====== Input ======
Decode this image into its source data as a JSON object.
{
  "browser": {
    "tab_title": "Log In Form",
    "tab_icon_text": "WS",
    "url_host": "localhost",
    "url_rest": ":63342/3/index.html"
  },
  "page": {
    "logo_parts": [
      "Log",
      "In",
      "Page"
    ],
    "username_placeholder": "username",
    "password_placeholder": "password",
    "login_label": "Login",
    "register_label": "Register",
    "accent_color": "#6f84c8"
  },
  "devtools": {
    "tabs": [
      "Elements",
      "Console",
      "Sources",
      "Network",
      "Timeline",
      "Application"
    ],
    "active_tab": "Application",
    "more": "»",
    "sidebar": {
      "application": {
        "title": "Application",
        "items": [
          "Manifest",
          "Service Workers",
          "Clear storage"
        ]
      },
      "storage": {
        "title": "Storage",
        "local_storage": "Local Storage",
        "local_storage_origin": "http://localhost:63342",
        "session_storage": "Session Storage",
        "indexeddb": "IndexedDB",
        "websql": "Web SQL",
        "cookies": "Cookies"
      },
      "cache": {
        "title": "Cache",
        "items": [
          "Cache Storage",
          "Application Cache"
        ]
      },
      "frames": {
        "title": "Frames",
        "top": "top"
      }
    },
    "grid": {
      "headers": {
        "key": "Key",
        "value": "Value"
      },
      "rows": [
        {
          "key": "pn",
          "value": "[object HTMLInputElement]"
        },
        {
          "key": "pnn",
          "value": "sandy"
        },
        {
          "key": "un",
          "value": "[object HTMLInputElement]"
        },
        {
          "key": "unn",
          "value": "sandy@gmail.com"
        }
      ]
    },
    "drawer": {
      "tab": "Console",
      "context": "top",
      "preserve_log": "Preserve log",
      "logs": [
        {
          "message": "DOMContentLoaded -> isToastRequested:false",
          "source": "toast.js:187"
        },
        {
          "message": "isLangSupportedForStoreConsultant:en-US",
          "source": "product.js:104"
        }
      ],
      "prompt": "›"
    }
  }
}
======
_Task directions:_ Print the material once more, exactly.

_Task result:_
Decode this image into its source data as a JSON object.
{
  "browser": {
    "tab_title": "Log In Form",
    "tab_icon_text": "WS",
    "url_host": "localhost",
    "url_rest": ":63342/3/index.html"
  },
  "page": {
    "logo_parts": [
      "Log",
      "In",
      "Page"
    ],
    "username_placeholder": "username",
    "password_placeholder": "password",
    "login_label": "Login",
    "register_label": "Register",
    "accent_color": "#6f84c8"
  },
  "devtools": {
    "tabs": [
      "Elements",
      "Console",
      "Sources",
      "Network",
      "Timeline",
      "Application"
    ],
    "active_tab": "Application",
    "more": "»",
    "sidebar": {
      "application": {
        "title": "Application",
        "items": [
          "Manifest",
          "Service Workers",
          "Clear storage"
        ]
      },
      "storage": {
        "title": "Storage",
        "local_storage": "Local Storage",
        "local_storage_origin": "http://localhost:63342",
        "session_storage": "Session Storage",
        "indexeddb": "IndexedDB",
        "websql": "Web SQL",
        "cookies": "Cookies"
      },
      "cache": {
        "title": "Cache",
        "items": [
          "Cache Storage",
          "Application Cache"
        ]
      },
      "frames": {
        "title": "Frames",
        "top": "top"
      }
    },
    "grid": {
      "headers": {
        "key": "Key",
        "value": "Value"
      },
      "rows": [
        {
          "key": "pn",
          "value": "[object HTMLInputElement]"
        },
        {
          "key": "pnn",
          "value": "sandy"
        },
        {
          "key": "un",
          "value": "[object HTMLInputElement]"
        },
        {
          "key": "unn",
          "value": "sandy@gmail.com"
        }
      ]
    },
    "drawer": {
      "tab": "Console",
      "context": "top",
      "preserve_log": "Preserve log",
      "logs": [
        {
          "message": "DOMContentLoaded -> isToastRequested:false",
          "source": "toast.js:187"
        },
        {
          "message": "isLangSupportedForStoreConsultant:en-US",
          "source": "product.js:104"
        }
      ],
      "prompt": "›"
    }
  }
}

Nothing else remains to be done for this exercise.